### Page excerpt
Reinventing the phone call -- demos for team members for re-startup this week

This week I will be doing some demos of Voxable, my system that combines VoIP, presence and all sorts of cool stuff I won't be writing about in the public blog to create a new user interface for the phone that is both as modern and internet as it can get while also being a reflection of the ancient interface for the phone that was lost.

This project underwent development a couple of years ago, but was put on hold after investment in telecom became a dirty word. Suddenly, with the $3 billion purchase of Skype, the excitement about a Vonage IPO and other hot deals, new tech in telecom is attracting investor attention. I have the software (not shippable) but to get funding I need to expand the team. I'm seeking hotshot programmers. (the current work is in Java, the web interfaces will be in javascript/ajax, and the windows client is in C++/win32 but truth is, if you're the type of programmer I like, the language isn't crucial.) Later I'll be seeking other folks in marketing and bizdev when there is significant work for them to do.

Anyway, if this space interests you, contact me (btm@templetons.com) to try to attend one of the demos. They will be Wednesday the 11th in Sunnyvale, CA at 1:30 pm and Thursday the 12th in the financial district of San Francisco, 1pm. For the right folks, and for potential investors, demos can be arranged at other times, even remotely. (Though I tend to reserve telecommuting to those I've worked with and know have the discipline for it.) This is pre-funding startup mode -- which means working or moonlighting for lottery tickets (options) with at most survival salary -- until the funding arrives. People I know are Ok with frieNDA, for strangers a two paragraph written NDA will be appreciated. Coders should send me an ASCII resume in advance.

### The data
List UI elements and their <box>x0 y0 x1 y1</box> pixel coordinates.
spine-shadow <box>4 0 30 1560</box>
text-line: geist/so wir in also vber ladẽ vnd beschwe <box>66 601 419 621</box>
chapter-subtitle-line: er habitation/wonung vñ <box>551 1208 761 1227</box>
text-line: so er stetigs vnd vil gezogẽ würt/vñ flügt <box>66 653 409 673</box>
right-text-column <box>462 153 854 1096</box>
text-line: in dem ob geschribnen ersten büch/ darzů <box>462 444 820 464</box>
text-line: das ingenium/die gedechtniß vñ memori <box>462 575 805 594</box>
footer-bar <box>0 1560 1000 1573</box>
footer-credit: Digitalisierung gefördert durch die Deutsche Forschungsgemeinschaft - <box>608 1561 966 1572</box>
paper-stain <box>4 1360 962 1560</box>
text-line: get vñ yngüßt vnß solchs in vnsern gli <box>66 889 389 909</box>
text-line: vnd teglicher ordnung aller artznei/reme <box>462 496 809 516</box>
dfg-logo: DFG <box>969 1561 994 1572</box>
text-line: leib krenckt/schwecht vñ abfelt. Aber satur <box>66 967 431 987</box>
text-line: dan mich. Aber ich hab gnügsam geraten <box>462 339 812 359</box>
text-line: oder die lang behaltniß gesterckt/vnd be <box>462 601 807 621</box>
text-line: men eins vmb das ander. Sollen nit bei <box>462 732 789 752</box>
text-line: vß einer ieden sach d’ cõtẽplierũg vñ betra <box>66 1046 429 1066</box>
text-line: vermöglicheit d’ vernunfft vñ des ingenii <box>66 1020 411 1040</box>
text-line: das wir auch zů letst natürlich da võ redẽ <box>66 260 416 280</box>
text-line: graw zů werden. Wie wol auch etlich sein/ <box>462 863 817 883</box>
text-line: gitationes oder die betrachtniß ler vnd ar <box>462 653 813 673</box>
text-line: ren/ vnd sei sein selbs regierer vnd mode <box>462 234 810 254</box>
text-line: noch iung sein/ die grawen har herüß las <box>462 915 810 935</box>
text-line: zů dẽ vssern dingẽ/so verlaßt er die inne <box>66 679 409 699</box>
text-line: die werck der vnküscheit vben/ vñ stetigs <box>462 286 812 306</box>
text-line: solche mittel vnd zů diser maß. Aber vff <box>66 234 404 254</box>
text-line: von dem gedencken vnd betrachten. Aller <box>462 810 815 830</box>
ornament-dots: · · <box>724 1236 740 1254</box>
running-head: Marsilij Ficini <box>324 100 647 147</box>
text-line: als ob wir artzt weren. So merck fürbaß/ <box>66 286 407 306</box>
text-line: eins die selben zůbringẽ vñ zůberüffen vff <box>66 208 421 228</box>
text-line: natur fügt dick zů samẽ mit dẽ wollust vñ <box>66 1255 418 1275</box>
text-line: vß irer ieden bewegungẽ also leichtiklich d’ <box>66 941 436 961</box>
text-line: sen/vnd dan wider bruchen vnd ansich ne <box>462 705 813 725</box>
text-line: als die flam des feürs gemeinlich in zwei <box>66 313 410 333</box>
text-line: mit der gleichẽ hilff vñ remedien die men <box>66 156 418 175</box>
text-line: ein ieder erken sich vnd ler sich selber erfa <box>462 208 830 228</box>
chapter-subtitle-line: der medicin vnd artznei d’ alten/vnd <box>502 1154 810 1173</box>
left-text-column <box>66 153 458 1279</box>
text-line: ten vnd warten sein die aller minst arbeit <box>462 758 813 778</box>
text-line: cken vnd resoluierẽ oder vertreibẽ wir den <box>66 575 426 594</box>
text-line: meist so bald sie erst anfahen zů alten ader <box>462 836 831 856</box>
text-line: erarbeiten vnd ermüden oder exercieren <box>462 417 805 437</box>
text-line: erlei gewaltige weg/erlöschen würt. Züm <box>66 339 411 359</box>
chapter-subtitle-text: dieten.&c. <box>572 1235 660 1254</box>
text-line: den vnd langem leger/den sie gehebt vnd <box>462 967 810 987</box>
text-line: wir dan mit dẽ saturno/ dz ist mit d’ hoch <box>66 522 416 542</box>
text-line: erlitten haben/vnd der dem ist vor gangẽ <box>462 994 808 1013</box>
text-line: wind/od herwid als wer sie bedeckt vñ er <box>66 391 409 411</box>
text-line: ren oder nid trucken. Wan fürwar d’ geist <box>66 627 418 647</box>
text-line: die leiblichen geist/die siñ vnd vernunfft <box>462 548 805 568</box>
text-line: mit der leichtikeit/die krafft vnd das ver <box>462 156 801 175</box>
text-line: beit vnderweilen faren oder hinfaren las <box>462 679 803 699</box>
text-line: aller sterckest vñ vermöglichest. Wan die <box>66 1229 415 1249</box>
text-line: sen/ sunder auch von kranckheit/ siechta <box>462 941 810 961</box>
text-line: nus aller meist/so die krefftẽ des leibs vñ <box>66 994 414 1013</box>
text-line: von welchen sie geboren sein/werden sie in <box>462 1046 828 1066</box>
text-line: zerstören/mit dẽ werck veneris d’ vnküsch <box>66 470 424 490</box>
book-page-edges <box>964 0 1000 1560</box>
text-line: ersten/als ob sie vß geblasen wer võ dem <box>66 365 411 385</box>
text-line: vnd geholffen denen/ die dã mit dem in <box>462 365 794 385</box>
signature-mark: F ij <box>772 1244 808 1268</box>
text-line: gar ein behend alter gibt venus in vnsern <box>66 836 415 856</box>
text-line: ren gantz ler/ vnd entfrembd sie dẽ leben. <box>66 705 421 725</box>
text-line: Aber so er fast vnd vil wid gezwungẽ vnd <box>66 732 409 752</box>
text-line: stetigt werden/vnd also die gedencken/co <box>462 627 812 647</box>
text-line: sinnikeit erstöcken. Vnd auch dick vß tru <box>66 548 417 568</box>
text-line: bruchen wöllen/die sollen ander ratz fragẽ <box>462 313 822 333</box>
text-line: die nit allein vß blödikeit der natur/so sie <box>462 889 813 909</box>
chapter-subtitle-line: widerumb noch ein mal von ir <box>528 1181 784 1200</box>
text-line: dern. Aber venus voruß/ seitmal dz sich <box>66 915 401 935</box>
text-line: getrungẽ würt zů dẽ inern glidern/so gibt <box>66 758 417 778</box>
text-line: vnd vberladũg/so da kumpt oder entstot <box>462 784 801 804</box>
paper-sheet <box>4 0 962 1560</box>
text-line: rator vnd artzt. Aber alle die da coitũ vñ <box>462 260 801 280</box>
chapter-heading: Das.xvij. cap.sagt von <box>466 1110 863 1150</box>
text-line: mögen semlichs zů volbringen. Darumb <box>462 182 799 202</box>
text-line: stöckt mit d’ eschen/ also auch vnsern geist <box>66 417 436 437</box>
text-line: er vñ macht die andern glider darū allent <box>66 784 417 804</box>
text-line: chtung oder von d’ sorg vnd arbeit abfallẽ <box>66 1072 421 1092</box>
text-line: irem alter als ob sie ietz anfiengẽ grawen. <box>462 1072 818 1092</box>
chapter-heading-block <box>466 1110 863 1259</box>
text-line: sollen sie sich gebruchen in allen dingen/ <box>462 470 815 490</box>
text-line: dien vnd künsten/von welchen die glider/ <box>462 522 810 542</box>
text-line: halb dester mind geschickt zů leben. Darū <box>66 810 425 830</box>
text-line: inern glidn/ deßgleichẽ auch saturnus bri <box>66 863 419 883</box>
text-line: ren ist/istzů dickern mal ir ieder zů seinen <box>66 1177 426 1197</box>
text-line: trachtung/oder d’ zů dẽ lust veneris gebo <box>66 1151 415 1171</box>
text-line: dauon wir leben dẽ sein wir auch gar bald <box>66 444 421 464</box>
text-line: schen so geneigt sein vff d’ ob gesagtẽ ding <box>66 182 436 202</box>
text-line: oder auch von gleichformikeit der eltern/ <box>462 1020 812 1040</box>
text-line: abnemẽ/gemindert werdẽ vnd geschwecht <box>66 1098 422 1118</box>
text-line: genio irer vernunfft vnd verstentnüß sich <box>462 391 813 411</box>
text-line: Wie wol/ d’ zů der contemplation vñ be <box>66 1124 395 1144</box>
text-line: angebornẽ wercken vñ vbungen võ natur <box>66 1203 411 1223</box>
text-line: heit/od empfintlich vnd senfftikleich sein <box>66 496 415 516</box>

### Exercise directions
Summarize the post about the Voxable demos in two sentences. The lines have nothing to do with the post about Voxable.

### Answer for this exercise
The author will demonstrate Voxable, a system that combines VoIP and presence into a new phone interface, in Sunnyvale, CA on Wednesday the 11th at 1:30 pm and in San Francisco's financial district on Thursday the 12th at 1 pm. With investor interest in telecom returning after the $3 billion Skype purchase, the author is seeking hotshot programmers for a pre-funding startup that pays in options with at most survival salary, and asks interested people to make contact by email.